** begin **

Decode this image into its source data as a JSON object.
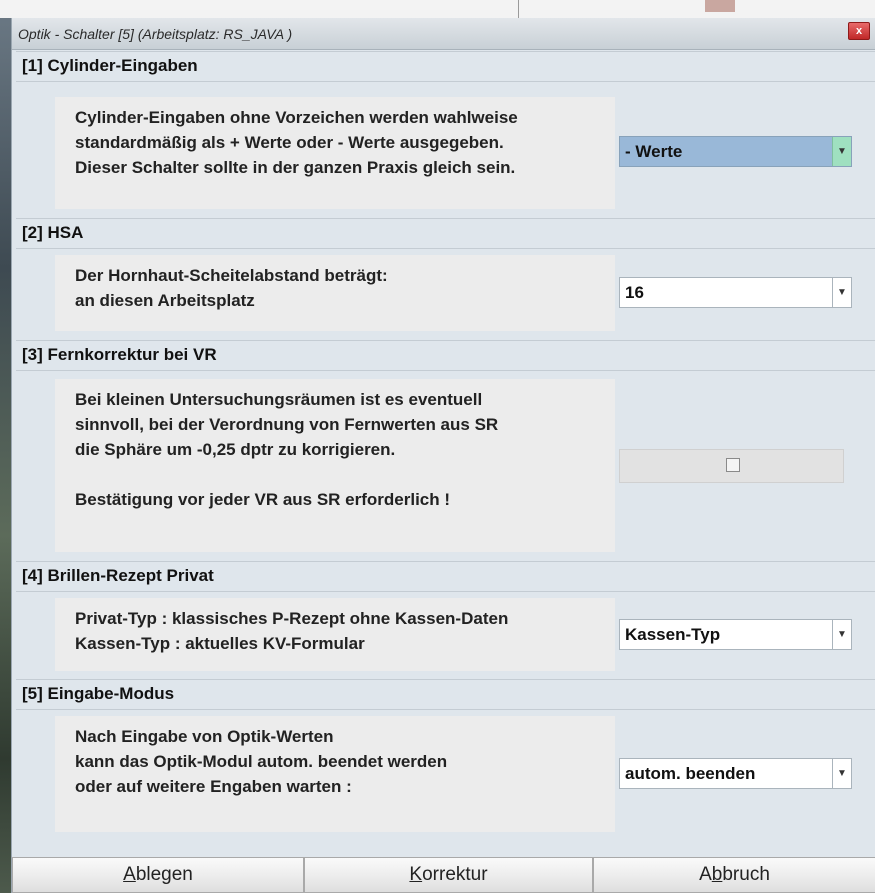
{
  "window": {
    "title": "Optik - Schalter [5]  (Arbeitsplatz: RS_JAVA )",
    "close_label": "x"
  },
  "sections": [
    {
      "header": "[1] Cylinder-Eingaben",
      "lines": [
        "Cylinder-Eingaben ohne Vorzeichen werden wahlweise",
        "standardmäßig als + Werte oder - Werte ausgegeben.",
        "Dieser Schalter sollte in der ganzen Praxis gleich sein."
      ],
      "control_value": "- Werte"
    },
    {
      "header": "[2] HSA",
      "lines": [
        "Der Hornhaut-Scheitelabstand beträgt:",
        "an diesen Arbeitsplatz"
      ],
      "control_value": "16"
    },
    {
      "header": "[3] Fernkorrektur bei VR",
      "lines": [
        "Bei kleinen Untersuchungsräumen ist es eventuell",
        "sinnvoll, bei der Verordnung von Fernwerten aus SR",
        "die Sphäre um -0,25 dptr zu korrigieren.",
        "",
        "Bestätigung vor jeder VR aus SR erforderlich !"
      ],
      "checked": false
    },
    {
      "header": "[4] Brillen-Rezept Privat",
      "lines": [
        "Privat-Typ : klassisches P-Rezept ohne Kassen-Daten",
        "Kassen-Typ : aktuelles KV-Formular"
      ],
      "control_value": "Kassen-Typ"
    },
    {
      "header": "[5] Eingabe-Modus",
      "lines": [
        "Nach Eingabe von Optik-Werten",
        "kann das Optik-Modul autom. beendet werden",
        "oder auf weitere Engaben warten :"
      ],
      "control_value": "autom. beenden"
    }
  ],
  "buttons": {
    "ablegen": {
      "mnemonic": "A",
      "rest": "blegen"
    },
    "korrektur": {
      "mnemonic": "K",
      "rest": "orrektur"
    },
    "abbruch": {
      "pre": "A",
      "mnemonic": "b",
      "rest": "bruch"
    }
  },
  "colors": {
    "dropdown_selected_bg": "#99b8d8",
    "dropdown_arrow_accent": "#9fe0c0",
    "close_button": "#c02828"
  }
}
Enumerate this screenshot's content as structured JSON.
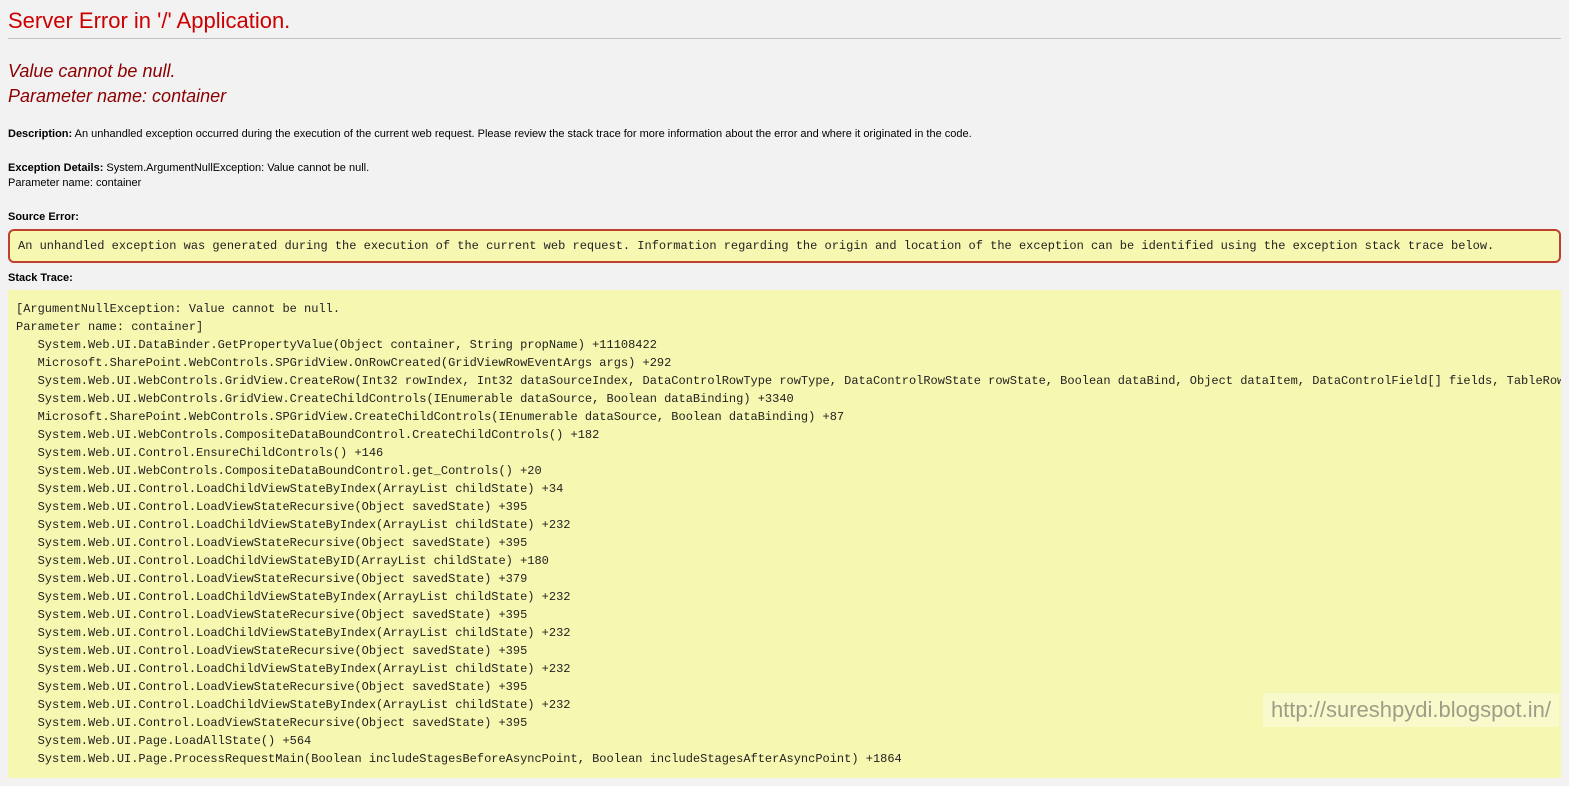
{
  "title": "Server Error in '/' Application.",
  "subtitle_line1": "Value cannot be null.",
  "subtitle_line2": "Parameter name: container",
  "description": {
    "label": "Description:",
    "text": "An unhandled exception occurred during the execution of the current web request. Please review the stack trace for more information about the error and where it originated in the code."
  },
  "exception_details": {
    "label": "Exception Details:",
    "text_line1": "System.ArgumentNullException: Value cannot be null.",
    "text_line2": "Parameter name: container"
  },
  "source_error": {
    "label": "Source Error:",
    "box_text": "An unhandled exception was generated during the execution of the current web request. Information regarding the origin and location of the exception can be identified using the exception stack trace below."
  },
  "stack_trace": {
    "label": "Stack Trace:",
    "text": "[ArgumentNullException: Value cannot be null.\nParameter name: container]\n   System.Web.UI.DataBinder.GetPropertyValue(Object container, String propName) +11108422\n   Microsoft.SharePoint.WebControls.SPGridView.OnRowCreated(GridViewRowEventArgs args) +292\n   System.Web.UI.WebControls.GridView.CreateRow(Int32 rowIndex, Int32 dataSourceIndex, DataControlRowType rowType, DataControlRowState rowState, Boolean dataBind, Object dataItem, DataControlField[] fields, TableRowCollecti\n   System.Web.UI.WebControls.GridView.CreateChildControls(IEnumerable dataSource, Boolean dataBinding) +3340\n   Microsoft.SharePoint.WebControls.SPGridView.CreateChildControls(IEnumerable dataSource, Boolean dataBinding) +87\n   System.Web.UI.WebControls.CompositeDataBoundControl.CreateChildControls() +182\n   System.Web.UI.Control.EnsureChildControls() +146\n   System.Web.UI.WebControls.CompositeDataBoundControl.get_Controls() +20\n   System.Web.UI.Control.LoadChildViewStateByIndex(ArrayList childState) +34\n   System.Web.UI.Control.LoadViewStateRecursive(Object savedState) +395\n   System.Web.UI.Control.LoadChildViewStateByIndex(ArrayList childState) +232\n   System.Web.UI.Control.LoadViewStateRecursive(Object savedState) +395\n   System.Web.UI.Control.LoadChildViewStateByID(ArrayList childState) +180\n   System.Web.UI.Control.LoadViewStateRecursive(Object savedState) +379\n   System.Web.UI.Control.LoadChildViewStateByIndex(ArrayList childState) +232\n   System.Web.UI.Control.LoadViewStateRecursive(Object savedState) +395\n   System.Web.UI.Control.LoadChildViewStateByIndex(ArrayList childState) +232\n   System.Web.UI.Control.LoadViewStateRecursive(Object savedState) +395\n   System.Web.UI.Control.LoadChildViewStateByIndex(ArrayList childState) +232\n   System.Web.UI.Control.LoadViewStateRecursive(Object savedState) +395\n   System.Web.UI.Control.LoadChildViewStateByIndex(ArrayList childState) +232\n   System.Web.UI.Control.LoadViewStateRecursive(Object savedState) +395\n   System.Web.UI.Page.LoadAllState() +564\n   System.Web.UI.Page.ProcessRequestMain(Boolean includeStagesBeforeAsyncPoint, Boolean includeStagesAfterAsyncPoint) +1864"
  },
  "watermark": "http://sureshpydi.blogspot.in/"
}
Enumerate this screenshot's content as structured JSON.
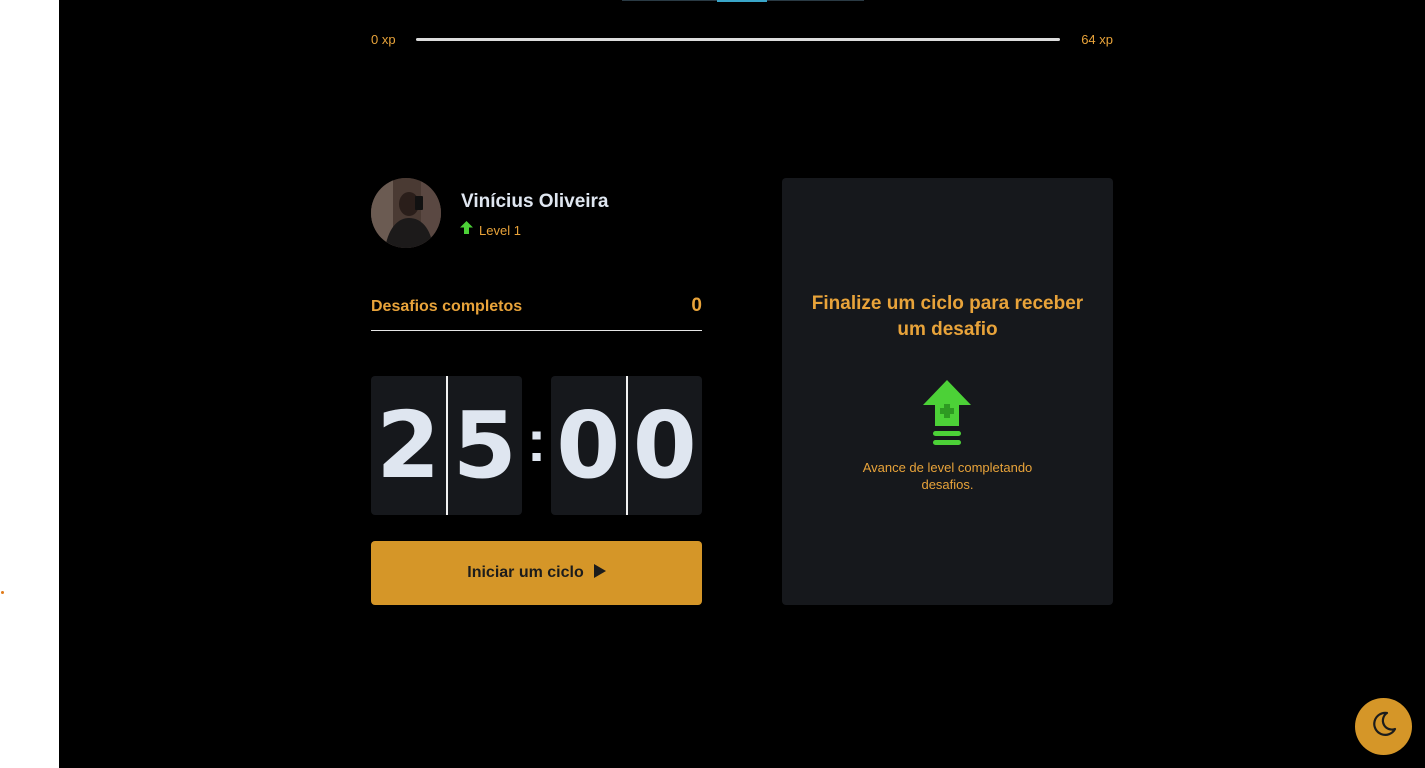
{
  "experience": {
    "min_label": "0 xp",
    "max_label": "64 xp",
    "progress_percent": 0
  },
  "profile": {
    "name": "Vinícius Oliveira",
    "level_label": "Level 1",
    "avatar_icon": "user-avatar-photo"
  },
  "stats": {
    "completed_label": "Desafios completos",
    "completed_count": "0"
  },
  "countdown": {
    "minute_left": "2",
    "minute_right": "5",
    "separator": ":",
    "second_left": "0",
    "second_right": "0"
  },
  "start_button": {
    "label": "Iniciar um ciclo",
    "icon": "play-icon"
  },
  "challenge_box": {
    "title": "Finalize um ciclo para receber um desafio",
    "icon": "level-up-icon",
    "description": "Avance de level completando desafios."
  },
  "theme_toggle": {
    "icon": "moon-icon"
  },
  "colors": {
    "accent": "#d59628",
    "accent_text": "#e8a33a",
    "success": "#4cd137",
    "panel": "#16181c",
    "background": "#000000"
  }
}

** end **

> [Task goal]
Reproduce the whole listing exactly, but not the images in it.

> [Output of the exercise]
Decode this image into its source data as a JSON object.
{
  "window": {
    "title": "Optik - Schalter [5]  (Arbeitsplatz: RS_JAVA )",
    "close_label": "x"
  },
  "sections": [
    {
      "header": "[1] Cylinder-Eingaben",
      "lines": [
        "Cylinder-Eingaben ohne Vorzeichen werden wahlweise",
        "standardmäßig als + Werte oder - Werte ausgegeben.",
        "Dieser Schalter sollte in der ganzen Praxis gleich sein."
      ],
      "control_value": "- Werte"
    },
    {
      "header": "[2] HSA",
      "lines": [
        "Der Hornhaut-Scheitelabstand beträgt:",
        "an diesen Arbeitsplatz"
      ],
      "control_value": "16"
    },
    {
      "header": "[3] Fernkorrektur bei VR",
      "lines": [
        "Bei kleinen Untersuchungsräumen ist es eventuell",
        "sinnvoll, bei der Verordnung von Fernwerten aus SR",
        "die Sphäre um -0,25 dptr zu korrigieren.",
        "",
        "Bestätigung vor jeder VR aus SR erforderlich !"
      ],
      "checked": false
    },
    {
      "header": "[4] Brillen-Rezept Privat",
      "lines": [
        "Privat-Typ : klassisches P-Rezept ohne Kassen-Daten",
        "Kassen-Typ : aktuelles KV-Formular"
      ],
      "control_value": "Kassen-Typ"
    },
    {
      "header": "[5] Eingabe-Modus",
      "lines": [
        "Nach Eingabe von Optik-Werten",
        "kann das Optik-Modul autom. beendet werden",
        "oder auf weitere Engaben warten :"
      ],
      "control_value": "autom. beenden"
    }
  ],
  "buttons": {
    "ablegen": {
      "mnemonic": "A",
      "rest": "blegen"
    },
    "korrektur": {
      "mnemonic": "K",
      "rest": "orrektur"
    },
    "abbruch": {
      "pre": "A",
      "mnemonic": "b",
      "rest": "bruch"
    }
  },
  "colors": {
    "dropdown_selected_bg": "#99b8d8",
    "dropdown_arrow_accent": "#9fe0c0",
    "close_button": "#c02828"
  }
}
Enumerate this screenshot's content as structured JSON.
{
  "title": "Server Error in '/' Application.",
  "subtitle_line1": "Value cannot be null.",
  "subtitle_line2": "Parameter name: container",
  "description": {
    "label": "Description:",
    "text": "An unhandled exception occurred during the execution of the current web request. Please review the stack trace for more information about the error and where it originated in the code."
  },
  "exception_details": {
    "label": "Exception Details:",
    "text_line1": "System.ArgumentNullException: Value cannot be null.",
    "text_line2": "Parameter name: container"
  },
  "source_error": {
    "label": "Source Error:",
    "box_text": "An unhandled exception was generated during the execution of the current web request. Information regarding the origin and location of the exception can be identified using the exception stack trace below."
  },
  "stack_trace": {
    "label": "Stack Trace:",
    "text": "[ArgumentNullException: Value cannot be null.\nParameter name: container]\n   System.Web.UI.DataBinder.GetPropertyValue(Object container, String propName) +11108422\n   Microsoft.SharePoint.WebControls.SPGridView.OnRowCreated(GridViewRowEventArgs args) +292\n   System.Web.UI.WebControls.GridView.CreateRow(Int32 rowIndex, Int32 dataSourceIndex, DataControlRowType rowType, DataControlRowState rowState, Boolean dataBind, Object dataItem, DataControlField[] fields, TableRowCollecti\n   System.Web.UI.WebControls.GridView.CreateChildControls(IEnumerable dataSource, Boolean dataBinding) +3340\n   Microsoft.SharePoint.WebControls.SPGridView.CreateChildControls(IEnumerable dataSource, Boolean dataBinding) +87\n   System.Web.UI.WebControls.CompositeDataBoundControl.CreateChildControls() +182\n   System.Web.UI.Control.EnsureChildControls() +146\n   System.Web.UI.WebControls.CompositeDataBoundControl.get_Controls() +20\n   System.Web.UI.Control.LoadChildViewStateByIndex(ArrayList childState) +34\n   System.Web.UI.Control.LoadViewStateRecursive(Object savedState) +395\n   System.Web.UI.Control.LoadChildViewStateByIndex(ArrayList childState) +232\n   System.Web.UI.Control.LoadViewStateRecursive(Object savedState) +395\n   System.Web.UI.Control.LoadChildViewStateByID(ArrayList childState) +180\n   System.Web.UI.Control.LoadViewStateRecursive(Object savedState) +379\n   System.Web.UI.Control.LoadChildViewStateByIndex(ArrayList childState) +232\n   System.Web.UI.Control.LoadViewStateRecursive(Object savedState) +395\n   System.Web.UI.Control.LoadChildViewStateByIndex(ArrayList childState) +232\n   System.Web.UI.Control.LoadViewStateRecursive(Object savedState) +395\n   System.Web.UI.Control.LoadChildViewStateByIndex(ArrayList childState) +232\n   System.Web.UI.Control.LoadViewStateRecursive(Object savedState) +395\n   System.Web.UI.Control.LoadChildViewStateByIndex(ArrayList childState) +232\n   System.Web.UI.Control.LoadViewStateRecursive(Object savedState) +395\n   System.Web.UI.Page.LoadAllState() +564\n   System.Web.UI.Page.ProcessRequestMain(Boolean includeStagesBeforeAsyncPoint, Boolean includeStagesAfterAsyncPoint) +1864"
  },
  "watermark": "http://sureshpydi.blogspot.in/"
}
Enumerate this screenshot's content as structured JSON.
{
  "experience": {
    "min_label": "0 xp",
    "max_label": "64 xp",
    "progress_percent": 0
  },
  "profile": {
    "name": "Vinícius Oliveira",
    "level_label": "Level 1",
    "avatar_icon": "user-avatar-photo"
  },
  "stats": {
    "completed_label": "Desafios completos",
    "completed_count": "0"
  },
  "countdown": {
    "minute_left": "2",
    "minute_right": "5",
    "separator": ":",
    "second_left": "0",
    "second_right": "0"
  },
  "start_button": {
    "label": "Iniciar um ciclo",
    "icon": "play-icon"
  },
  "challenge_box": {
    "title": "Finalize um ciclo para receber um desafio",
    "icon": "level-up-icon",
    "description": "Avance de level completando desafios."
  },
  "theme_toggle": {
    "icon": "moon-icon"
  },
  "colors": {
    "accent": "#d59628",
    "accent_text": "#e8a33a",
    "success": "#4cd137",
    "panel": "#16181c",
    "background": "#000000"
  }
}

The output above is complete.